* Material for this exercise
________________________________________

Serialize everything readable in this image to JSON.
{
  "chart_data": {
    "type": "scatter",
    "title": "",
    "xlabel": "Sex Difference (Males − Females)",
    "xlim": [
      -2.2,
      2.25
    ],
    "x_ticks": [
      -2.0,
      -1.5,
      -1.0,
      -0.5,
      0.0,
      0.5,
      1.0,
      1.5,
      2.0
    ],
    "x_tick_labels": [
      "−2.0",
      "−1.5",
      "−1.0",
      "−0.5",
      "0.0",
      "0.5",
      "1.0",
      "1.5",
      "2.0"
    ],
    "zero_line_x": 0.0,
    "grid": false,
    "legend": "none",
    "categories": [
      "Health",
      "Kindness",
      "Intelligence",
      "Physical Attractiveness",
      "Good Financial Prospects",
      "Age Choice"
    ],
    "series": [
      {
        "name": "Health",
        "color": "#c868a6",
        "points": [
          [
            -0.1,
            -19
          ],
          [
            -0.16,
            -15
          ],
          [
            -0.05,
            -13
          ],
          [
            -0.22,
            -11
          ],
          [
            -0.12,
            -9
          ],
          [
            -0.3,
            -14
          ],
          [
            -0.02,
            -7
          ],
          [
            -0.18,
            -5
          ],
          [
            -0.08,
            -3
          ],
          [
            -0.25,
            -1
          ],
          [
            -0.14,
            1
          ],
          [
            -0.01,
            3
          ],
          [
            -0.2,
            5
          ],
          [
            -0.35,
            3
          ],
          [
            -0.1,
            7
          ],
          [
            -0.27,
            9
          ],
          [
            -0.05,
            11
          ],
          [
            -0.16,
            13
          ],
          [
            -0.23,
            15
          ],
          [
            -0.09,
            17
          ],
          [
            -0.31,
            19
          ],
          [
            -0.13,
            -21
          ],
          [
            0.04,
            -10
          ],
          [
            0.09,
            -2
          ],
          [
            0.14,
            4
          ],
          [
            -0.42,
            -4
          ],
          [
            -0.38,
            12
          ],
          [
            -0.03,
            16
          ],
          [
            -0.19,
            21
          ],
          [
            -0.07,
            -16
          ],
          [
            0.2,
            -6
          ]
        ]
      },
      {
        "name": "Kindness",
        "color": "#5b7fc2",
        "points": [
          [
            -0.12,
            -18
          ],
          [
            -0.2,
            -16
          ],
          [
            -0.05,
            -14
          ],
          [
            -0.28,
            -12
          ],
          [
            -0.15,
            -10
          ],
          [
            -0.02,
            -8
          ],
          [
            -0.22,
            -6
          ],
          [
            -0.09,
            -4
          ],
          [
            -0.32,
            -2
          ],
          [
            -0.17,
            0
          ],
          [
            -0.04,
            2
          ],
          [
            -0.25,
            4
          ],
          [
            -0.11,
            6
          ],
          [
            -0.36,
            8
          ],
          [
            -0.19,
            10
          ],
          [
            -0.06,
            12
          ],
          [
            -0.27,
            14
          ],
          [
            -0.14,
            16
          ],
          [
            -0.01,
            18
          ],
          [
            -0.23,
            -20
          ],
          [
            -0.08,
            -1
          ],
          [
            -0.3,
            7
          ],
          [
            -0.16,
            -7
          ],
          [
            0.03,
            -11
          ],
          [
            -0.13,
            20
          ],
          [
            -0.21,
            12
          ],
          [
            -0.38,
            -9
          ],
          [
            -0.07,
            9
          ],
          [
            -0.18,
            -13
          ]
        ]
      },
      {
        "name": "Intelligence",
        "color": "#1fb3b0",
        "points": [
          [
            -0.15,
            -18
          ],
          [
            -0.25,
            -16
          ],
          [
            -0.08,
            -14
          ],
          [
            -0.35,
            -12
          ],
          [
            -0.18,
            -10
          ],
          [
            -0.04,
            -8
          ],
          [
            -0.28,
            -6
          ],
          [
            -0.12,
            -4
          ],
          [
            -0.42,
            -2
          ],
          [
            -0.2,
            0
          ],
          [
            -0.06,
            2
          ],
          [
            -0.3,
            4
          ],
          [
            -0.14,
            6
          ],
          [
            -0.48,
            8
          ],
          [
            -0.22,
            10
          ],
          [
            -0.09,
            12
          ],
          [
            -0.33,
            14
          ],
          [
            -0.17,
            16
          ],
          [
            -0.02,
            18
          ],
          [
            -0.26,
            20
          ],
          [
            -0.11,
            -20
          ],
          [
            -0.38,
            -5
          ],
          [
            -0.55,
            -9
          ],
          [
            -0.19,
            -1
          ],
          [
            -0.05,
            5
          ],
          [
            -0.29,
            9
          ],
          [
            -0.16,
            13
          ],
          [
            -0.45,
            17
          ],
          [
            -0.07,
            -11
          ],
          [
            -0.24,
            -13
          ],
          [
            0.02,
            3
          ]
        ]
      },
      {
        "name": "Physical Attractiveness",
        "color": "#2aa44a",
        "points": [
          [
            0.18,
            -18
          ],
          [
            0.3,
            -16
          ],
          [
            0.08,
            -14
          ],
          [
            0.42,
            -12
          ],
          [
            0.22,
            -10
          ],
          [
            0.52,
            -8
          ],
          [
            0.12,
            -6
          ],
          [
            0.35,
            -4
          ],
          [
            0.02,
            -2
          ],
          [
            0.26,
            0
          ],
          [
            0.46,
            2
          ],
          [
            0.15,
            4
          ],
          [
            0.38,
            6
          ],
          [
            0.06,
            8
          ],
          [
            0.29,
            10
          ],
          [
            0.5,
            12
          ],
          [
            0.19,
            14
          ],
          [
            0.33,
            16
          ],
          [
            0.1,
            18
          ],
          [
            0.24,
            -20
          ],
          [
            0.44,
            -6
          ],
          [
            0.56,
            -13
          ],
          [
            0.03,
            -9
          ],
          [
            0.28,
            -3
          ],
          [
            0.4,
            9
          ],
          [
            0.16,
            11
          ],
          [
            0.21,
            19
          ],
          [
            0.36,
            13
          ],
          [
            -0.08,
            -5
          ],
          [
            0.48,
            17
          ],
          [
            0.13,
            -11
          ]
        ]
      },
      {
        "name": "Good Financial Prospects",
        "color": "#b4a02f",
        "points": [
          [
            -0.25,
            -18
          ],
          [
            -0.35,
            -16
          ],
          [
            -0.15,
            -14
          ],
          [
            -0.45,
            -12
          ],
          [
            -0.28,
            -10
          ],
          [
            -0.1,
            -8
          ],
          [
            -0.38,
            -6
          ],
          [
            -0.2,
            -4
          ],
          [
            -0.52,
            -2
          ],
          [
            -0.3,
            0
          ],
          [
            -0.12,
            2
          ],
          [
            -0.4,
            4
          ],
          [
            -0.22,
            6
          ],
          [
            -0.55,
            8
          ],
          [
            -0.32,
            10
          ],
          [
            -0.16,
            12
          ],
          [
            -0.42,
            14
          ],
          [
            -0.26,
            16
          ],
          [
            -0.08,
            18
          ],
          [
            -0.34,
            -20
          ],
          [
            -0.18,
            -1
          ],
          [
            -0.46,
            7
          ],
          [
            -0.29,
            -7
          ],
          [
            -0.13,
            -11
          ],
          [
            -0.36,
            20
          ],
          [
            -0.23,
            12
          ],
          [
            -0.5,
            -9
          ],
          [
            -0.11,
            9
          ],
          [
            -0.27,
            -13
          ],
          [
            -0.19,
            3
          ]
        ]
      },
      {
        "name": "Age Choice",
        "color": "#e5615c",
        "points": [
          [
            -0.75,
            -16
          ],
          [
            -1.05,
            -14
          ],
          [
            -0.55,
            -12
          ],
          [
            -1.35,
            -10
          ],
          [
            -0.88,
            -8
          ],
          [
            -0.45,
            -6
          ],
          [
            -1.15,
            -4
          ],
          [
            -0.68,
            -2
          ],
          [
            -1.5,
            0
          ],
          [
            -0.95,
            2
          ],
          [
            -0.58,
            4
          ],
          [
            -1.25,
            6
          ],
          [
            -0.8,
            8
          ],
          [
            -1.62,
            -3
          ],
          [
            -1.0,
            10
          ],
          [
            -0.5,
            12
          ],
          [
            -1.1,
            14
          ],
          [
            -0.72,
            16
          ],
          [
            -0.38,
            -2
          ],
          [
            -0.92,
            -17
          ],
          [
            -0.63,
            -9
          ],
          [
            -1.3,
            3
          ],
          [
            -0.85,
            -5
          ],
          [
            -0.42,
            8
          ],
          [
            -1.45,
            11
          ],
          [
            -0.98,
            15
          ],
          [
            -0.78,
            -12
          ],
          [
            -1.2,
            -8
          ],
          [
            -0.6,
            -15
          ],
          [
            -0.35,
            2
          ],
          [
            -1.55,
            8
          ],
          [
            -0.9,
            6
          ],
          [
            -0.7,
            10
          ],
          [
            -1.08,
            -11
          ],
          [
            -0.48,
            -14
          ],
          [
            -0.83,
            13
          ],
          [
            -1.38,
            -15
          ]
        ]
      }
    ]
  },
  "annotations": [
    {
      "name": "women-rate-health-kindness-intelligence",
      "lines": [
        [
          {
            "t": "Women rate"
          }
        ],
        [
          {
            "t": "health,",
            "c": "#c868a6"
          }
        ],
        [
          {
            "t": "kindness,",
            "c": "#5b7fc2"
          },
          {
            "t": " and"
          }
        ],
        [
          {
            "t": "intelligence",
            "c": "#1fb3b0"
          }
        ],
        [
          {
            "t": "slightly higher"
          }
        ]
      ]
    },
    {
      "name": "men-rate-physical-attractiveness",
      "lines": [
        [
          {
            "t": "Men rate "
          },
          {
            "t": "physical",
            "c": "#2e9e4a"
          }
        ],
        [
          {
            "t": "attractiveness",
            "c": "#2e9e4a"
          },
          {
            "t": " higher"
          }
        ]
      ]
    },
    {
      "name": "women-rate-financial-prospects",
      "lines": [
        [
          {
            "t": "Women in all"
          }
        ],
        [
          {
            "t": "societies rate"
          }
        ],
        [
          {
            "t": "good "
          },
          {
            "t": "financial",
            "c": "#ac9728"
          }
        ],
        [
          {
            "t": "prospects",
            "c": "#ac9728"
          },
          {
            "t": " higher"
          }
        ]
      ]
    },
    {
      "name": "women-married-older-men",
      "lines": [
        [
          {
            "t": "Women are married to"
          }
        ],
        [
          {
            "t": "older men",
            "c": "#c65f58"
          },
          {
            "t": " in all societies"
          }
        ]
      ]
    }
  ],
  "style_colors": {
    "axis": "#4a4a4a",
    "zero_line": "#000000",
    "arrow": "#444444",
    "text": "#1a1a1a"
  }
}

________________________________________

* Exercise directions
Look for the word "rate" in every line of the listing and copy the lines that have it.

* Exercise answer
      "name": "women-rate-health-kindness-intelligence",
            "t": "Women rate"
      "name": "men-rate-physical-attractiveness",
            "t": "Men rate "
      "name": "women-rate-financial-prospects",
            "t": "societies rate"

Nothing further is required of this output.